(Dataset entries)
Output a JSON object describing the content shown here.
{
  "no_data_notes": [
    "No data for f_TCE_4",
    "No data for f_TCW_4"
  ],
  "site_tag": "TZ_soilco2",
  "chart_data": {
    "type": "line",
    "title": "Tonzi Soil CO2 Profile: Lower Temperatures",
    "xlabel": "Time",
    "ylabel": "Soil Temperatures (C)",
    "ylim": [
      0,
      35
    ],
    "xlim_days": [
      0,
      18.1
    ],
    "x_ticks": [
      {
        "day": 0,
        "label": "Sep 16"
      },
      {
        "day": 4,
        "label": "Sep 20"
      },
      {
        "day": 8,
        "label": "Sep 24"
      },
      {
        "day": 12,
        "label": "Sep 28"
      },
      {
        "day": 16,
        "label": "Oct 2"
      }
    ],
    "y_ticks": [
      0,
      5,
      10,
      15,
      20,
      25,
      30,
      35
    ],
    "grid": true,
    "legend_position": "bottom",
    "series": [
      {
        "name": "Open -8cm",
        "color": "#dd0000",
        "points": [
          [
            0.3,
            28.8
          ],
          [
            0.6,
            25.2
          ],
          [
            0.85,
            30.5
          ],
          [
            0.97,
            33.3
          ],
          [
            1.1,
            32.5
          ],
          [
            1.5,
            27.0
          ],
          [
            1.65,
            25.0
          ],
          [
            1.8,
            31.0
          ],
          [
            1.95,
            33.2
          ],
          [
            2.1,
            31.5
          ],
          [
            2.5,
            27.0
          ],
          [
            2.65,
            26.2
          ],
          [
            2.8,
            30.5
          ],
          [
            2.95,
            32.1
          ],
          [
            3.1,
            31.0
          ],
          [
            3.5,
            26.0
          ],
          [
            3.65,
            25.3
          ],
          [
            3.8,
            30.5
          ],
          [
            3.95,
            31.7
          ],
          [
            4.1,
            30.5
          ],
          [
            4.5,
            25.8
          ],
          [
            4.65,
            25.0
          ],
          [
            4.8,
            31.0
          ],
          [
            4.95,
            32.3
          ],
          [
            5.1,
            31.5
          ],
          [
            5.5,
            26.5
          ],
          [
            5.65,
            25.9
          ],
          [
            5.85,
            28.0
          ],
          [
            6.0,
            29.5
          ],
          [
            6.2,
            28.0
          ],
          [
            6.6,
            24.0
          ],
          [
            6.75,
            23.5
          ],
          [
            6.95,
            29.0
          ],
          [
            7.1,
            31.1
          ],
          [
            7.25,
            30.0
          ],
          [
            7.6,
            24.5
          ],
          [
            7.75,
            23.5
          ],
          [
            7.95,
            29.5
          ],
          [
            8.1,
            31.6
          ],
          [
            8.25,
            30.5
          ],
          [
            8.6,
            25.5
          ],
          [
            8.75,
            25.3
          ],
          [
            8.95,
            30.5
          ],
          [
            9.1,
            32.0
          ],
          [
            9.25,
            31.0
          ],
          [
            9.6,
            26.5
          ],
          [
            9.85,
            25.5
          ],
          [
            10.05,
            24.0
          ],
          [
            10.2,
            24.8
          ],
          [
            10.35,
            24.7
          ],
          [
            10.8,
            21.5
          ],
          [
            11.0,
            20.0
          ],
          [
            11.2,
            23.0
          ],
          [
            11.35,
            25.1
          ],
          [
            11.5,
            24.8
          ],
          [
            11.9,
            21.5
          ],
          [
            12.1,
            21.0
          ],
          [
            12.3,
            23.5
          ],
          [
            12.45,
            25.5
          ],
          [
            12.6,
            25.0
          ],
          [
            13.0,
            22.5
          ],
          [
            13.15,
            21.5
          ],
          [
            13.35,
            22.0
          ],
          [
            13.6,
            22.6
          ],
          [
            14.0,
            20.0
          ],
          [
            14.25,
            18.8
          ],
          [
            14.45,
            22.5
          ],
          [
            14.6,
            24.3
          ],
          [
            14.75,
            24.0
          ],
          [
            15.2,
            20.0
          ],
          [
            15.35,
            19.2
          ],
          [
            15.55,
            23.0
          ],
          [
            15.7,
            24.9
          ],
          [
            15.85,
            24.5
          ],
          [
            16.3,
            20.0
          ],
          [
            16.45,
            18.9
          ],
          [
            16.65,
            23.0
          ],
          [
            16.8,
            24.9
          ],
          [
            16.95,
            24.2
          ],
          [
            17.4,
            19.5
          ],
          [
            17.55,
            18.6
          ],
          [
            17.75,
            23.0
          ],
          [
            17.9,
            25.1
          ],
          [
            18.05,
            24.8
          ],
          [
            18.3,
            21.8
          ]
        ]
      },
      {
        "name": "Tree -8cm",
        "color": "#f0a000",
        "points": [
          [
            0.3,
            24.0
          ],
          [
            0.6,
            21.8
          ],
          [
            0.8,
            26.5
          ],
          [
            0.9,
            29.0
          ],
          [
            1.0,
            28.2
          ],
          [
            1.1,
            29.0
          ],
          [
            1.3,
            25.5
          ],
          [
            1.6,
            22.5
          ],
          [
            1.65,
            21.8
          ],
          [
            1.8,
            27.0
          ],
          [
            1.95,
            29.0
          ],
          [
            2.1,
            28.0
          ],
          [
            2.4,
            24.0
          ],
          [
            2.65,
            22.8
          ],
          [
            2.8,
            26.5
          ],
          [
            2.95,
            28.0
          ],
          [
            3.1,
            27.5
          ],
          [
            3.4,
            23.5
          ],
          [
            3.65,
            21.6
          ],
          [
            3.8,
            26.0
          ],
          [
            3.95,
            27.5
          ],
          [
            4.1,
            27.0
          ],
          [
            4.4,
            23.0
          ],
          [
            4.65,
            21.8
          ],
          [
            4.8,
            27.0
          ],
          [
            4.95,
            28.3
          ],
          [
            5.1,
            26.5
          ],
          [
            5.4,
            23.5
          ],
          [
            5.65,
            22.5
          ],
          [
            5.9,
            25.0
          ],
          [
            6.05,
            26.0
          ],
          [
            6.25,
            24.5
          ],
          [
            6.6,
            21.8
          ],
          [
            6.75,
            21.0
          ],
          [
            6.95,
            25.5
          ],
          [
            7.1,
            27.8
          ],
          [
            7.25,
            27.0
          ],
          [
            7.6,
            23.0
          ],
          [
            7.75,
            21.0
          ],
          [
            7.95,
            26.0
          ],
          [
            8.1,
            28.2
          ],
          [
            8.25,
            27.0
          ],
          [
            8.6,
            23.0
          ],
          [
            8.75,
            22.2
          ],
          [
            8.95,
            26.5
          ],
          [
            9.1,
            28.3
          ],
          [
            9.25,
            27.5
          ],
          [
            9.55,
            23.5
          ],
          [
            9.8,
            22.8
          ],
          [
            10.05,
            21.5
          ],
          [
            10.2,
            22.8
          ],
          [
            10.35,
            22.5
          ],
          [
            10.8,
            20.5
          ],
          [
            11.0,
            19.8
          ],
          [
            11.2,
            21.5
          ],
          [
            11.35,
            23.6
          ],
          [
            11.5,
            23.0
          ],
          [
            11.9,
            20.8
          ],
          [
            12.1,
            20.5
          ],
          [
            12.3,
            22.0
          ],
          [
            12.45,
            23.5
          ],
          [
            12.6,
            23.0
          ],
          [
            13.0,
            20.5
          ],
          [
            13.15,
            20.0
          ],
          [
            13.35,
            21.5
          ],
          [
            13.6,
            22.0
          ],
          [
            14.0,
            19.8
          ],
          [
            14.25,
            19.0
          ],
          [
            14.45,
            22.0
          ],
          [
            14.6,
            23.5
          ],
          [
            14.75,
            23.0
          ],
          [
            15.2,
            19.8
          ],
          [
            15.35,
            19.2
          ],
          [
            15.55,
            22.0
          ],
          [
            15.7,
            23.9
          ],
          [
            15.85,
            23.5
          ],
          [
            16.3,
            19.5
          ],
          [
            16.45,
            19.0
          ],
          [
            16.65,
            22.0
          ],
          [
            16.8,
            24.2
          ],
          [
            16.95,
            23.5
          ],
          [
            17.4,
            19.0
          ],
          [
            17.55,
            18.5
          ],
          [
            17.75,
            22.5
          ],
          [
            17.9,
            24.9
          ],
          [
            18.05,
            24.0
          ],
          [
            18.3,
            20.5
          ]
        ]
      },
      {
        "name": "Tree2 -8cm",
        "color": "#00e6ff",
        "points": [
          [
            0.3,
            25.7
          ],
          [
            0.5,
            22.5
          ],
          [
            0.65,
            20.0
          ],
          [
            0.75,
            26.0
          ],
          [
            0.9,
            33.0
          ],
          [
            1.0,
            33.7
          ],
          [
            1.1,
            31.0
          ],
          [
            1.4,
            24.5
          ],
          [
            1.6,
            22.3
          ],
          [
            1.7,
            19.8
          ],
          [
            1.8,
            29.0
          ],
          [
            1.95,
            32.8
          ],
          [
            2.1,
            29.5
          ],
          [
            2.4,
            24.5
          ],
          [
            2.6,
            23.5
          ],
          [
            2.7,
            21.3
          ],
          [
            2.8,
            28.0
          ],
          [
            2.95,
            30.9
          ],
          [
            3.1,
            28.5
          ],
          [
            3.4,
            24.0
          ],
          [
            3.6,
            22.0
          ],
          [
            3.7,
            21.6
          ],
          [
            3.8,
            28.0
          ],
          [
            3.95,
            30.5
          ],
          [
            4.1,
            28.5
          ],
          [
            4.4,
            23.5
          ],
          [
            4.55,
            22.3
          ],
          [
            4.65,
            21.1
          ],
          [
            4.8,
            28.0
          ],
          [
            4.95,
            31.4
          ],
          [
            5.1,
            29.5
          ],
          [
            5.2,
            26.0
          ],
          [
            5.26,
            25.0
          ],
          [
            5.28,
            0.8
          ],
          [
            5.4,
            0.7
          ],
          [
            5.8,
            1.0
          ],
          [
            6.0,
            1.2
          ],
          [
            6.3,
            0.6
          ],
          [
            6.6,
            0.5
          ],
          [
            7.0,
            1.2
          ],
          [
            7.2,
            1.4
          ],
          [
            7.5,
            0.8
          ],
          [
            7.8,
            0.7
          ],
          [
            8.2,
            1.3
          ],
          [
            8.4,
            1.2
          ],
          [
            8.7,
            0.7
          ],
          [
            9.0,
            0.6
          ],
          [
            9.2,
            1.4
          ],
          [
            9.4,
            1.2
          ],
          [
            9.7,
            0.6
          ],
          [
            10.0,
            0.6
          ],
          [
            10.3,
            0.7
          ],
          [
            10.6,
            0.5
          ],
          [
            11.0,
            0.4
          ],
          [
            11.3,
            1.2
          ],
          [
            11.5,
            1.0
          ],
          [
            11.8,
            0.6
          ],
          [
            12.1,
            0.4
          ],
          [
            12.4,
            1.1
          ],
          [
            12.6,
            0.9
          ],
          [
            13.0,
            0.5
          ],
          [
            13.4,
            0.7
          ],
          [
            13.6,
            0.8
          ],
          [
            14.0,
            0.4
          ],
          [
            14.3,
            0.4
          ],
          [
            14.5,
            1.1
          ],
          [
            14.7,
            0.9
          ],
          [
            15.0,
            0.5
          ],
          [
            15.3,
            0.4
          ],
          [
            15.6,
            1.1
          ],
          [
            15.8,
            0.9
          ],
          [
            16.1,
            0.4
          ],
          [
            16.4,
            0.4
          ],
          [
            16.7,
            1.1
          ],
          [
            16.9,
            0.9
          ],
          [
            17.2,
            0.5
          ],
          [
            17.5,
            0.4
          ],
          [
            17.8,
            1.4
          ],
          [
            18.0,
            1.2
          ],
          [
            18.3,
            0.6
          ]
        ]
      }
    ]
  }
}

**STATED TASK**
Check each line of the records above for the word "Temperatures", then give the number of lines that have it, with no other words.

**THE OUTPUT**
2